---------- Material provided ----------

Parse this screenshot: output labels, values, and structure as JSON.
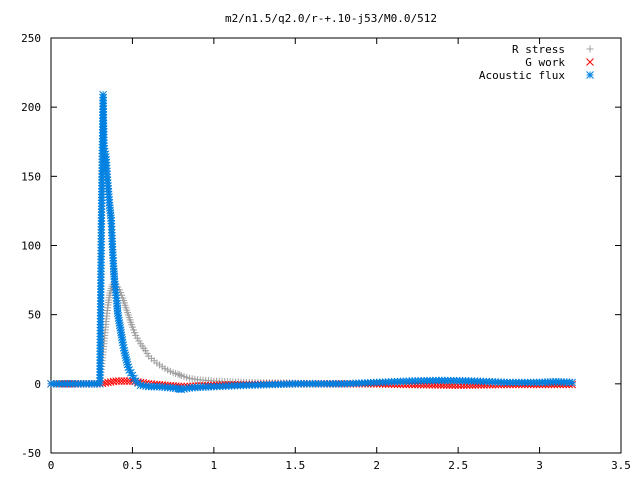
{
  "chart_data": {
    "type": "scatter",
    "title": "m2/n1.5/q2.0/r-+.10-j53/M0.0/512",
    "xlabel": "",
    "ylabel": "",
    "xlim": [
      0,
      3.5
    ],
    "ylim": [
      -50,
      250
    ],
    "x_ticks": [
      "0",
      "0.5",
      "1",
      "1.5",
      "2",
      "2.5",
      "3",
      "3.5"
    ],
    "x_tick_values": [
      0,
      0.5,
      1,
      1.5,
      2,
      2.5,
      3,
      3.5
    ],
    "y_ticks": [
      "250",
      "200",
      "150",
      "100",
      "50",
      "0",
      "-50"
    ],
    "y_tick_values": [
      250,
      200,
      150,
      100,
      50,
      0,
      -50
    ],
    "grid": false,
    "legend_position": "top-right",
    "series": [
      {
        "name": "R stress",
        "marker": "plus",
        "color": "#a0a0a0",
        "points": [
          [
            0.0,
            0
          ],
          [
            0.1,
            0
          ],
          [
            0.2,
            0
          ],
          [
            0.3,
            0
          ],
          [
            0.32,
            23
          ],
          [
            0.33,
            35
          ],
          [
            0.34,
            47
          ],
          [
            0.35,
            57
          ],
          [
            0.36,
            64
          ],
          [
            0.37,
            69
          ],
          [
            0.38,
            72
          ],
          [
            0.39,
            73
          ],
          [
            0.4,
            72
          ],
          [
            0.42,
            68
          ],
          [
            0.44,
            62
          ],
          [
            0.46,
            55
          ],
          [
            0.48,
            48
          ],
          [
            0.5,
            41
          ],
          [
            0.52,
            35
          ],
          [
            0.55,
            29
          ],
          [
            0.58,
            24
          ],
          [
            0.6,
            20
          ],
          [
            0.65,
            15
          ],
          [
            0.7,
            11
          ],
          [
            0.75,
            8
          ],
          [
            0.78,
            7
          ],
          [
            0.8,
            6
          ],
          [
            0.85,
            4
          ],
          [
            0.9,
            3
          ],
          [
            1.0,
            2
          ],
          [
            1.1,
            1.5
          ],
          [
            1.2,
            1
          ],
          [
            1.5,
            0.5
          ],
          [
            2.0,
            0
          ],
          [
            2.5,
            0
          ],
          [
            3.0,
            0
          ],
          [
            3.2,
            0
          ]
        ]
      },
      {
        "name": "G work",
        "marker": "cross",
        "color": "#ff0000",
        "points": [
          [
            0.0,
            0
          ],
          [
            0.2,
            0
          ],
          [
            0.3,
            0
          ],
          [
            0.35,
            1
          ],
          [
            0.4,
            2
          ],
          [
            0.45,
            2
          ],
          [
            0.5,
            2
          ],
          [
            0.55,
            1
          ],
          [
            0.6,
            0
          ],
          [
            0.7,
            -1
          ],
          [
            0.8,
            -2
          ],
          [
            1.0,
            -1
          ],
          [
            1.2,
            -0.5
          ],
          [
            1.5,
            0
          ],
          [
            2.0,
            0
          ],
          [
            2.2,
            -0.5
          ],
          [
            2.5,
            -1
          ],
          [
            2.8,
            -0.5
          ],
          [
            3.0,
            -0.5
          ],
          [
            3.2,
            -0.5
          ]
        ]
      },
      {
        "name": "Acoustic flux",
        "marker": "asterisk",
        "color": "#0080e0",
        "points": [
          [
            0.0,
            0
          ],
          [
            0.1,
            0
          ],
          [
            0.2,
            0
          ],
          [
            0.3,
            0
          ],
          [
            0.31,
            122
          ],
          [
            0.32,
            209
          ],
          [
            0.325,
            172
          ],
          [
            0.33,
            168
          ],
          [
            0.335,
            166
          ],
          [
            0.34,
            160
          ],
          [
            0.35,
            143
          ],
          [
            0.36,
            129
          ],
          [
            0.37,
            118
          ],
          [
            0.375,
            105
          ],
          [
            0.38,
            93
          ],
          [
            0.385,
            83
          ],
          [
            0.39,
            74
          ],
          [
            0.4,
            64
          ],
          [
            0.405,
            58
          ],
          [
            0.41,
            51
          ],
          [
            0.42,
            44
          ],
          [
            0.43,
            37
          ],
          [
            0.44,
            30
          ],
          [
            0.45,
            24
          ],
          [
            0.46,
            19
          ],
          [
            0.47,
            14
          ],
          [
            0.48,
            10
          ],
          [
            0.5,
            6
          ],
          [
            0.52,
            2
          ],
          [
            0.55,
            -1
          ],
          [
            0.6,
            -2
          ],
          [
            0.65,
            -2
          ],
          [
            0.7,
            -2.5
          ],
          [
            0.75,
            -3
          ],
          [
            0.78,
            -3.5
          ],
          [
            0.8,
            -4
          ],
          [
            0.85,
            -3
          ],
          [
            0.9,
            -2.5
          ],
          [
            1.0,
            -2
          ],
          [
            1.2,
            -1
          ],
          [
            1.5,
            0
          ],
          [
            1.8,
            0
          ],
          [
            2.0,
            1
          ],
          [
            2.2,
            2
          ],
          [
            2.4,
            2.5
          ],
          [
            2.6,
            2
          ],
          [
            2.8,
            1
          ],
          [
            3.0,
            1
          ],
          [
            3.1,
            1.5
          ],
          [
            3.2,
            1
          ]
        ]
      }
    ]
  }
}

----------

Exercise brief – Where a line in the entries holds "color", copy that line.

Task solution –
        "color": "#a0a0a0",
        "color": "#ff0000",
        "color": "#0080e0",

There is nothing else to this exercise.